Repeat each entry below exactly.

= = =

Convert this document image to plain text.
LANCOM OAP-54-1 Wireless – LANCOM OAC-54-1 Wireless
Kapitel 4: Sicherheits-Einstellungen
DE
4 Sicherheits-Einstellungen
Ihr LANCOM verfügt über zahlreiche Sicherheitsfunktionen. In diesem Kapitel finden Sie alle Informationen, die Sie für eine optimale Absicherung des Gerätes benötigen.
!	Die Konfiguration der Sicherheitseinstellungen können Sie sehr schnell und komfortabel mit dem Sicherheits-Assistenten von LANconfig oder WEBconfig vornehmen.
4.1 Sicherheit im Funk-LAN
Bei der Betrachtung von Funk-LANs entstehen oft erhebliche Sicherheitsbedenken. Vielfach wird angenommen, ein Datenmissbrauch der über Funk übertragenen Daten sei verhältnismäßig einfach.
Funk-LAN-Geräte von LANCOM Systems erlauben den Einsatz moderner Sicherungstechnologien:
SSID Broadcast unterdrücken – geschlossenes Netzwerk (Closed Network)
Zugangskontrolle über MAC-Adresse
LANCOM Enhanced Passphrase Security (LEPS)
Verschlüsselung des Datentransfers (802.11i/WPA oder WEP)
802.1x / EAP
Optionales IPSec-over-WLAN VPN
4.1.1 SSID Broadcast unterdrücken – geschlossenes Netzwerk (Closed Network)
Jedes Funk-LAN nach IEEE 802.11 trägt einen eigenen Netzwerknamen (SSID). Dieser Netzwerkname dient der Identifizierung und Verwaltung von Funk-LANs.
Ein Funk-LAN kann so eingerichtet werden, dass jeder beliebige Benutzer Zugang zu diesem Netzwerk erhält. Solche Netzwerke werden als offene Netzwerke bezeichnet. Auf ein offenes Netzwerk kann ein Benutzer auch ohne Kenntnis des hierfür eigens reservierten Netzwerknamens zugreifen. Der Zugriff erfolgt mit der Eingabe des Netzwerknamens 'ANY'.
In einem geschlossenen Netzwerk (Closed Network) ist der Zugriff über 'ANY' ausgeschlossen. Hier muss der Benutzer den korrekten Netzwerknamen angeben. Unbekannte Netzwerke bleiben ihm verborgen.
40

= = =

**Worked solution:**
Convert this document image to plain text.
LANCOM OAP-54-1 Wireless – LANCOM OAC-54-1 Wireless
Kapitel 4: Sicherheits-Einstellungen
DE
4 Sicherheits-Einstellungen
Ihr LANCOM verfügt über zahlreiche Sicherheitsfunktionen. In diesem Kapitel finden Sie alle Informationen, die Sie für eine optimale Absicherung des Gerätes benötigen.
!	Die Konfiguration der Sicherheitseinstellungen können Sie sehr schnell und komfortabel mit dem Sicherheits-Assistenten von LANconfig oder WEBconfig vornehmen.
4.1 Sicherheit im Funk-LAN
Bei der Betrachtung von Funk-LANs entstehen oft erhebliche Sicherheitsbedenken. Vielfach wird angenommen, ein Datenmissbrauch der über Funk übertragenen Daten sei verhältnismäßig einfach.
Funk-LAN-Geräte von LANCOM Systems erlauben den Einsatz moderner Sicherungstechnologien:
SSID Broadcast unterdrücken – geschlossenes Netzwerk (Closed Network)
Zugangskontrolle über MAC-Adresse
LANCOM Enhanced Passphrase Security (LEPS)
Verschlüsselung des Datentransfers (802.11i/WPA oder WEP)
802.1x / EAP
Optionales IPSec-over-WLAN VPN
4.1.1 SSID Broadcast unterdrücken – geschlossenes Netzwerk (Closed Network)
Jedes Funk-LAN nach IEEE 802.11 trägt einen eigenen Netzwerknamen (SSID). Dieser Netzwerkname dient der Identifizierung und Verwaltung von Funk-LANs.
Ein Funk-LAN kann so eingerichtet werden, dass jeder beliebige Benutzer Zugang zu diesem Netzwerk erhält. Solche Netzwerke werden als offene Netzwerke bezeichnet. Auf ein offenes Netzwerk kann ein Benutzer auch ohne Kenntnis des hierfür eigens reservierten Netzwerknamens zugreifen. Der Zugriff erfolgt mit der Eingabe des Netzwerknamens 'ANY'.
In einem geschlossenen Netzwerk (Closed Network) ist der Zugriff über 'ANY' ausgeschlossen. Hier muss der Benutzer den korrekten Netzwerknamen angeben. Unbekannte Netzwerke bleiben ihm verborgen.
40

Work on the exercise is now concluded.